Reproduce each of the lines word for word.

DATA PROVIDED:
========================

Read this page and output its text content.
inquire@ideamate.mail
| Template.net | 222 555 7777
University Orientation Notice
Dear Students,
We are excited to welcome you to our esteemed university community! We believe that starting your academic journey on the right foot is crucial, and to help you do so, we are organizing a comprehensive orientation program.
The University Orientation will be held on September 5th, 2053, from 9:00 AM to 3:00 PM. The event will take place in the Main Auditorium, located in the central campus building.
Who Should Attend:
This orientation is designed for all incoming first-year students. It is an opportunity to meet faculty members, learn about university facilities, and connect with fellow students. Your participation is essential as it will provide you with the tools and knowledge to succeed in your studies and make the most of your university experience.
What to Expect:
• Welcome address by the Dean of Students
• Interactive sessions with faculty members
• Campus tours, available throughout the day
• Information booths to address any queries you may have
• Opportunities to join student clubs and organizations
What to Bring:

========================

RESULT:
Read this page and output its text content.
inquire@ideamate.mail
| Template.net | 222 555 7777
University Orientation Notice
Dear Students,
We are excited to welcome you to our esteemed university community! We believe that starting your academic journey on the right foot is crucial, and to help you do so, we are organizing a comprehensive orientation program.
The University Orientation will be held on September 5th, 2053, from 9:00 AM to 3:00 PM. The event will take place in the Main Auditorium, located in the central campus building.
Who Should Attend:
This orientation is designed for all incoming first-year students. It is an opportunity to meet faculty members, learn about university facilities, and connect with fellow students. Your participation is essential as it will provide you with the tools and knowledge to succeed in your studies and make the most of your university experience.
What to Expect:
• Welcome address by the Dean of Students
• Interactive sessions with faculty members
• Campus tours, available throughout the day
• Information booths to address any queries you may have
• Opportunities to join student clubs and organizations
What to Bring:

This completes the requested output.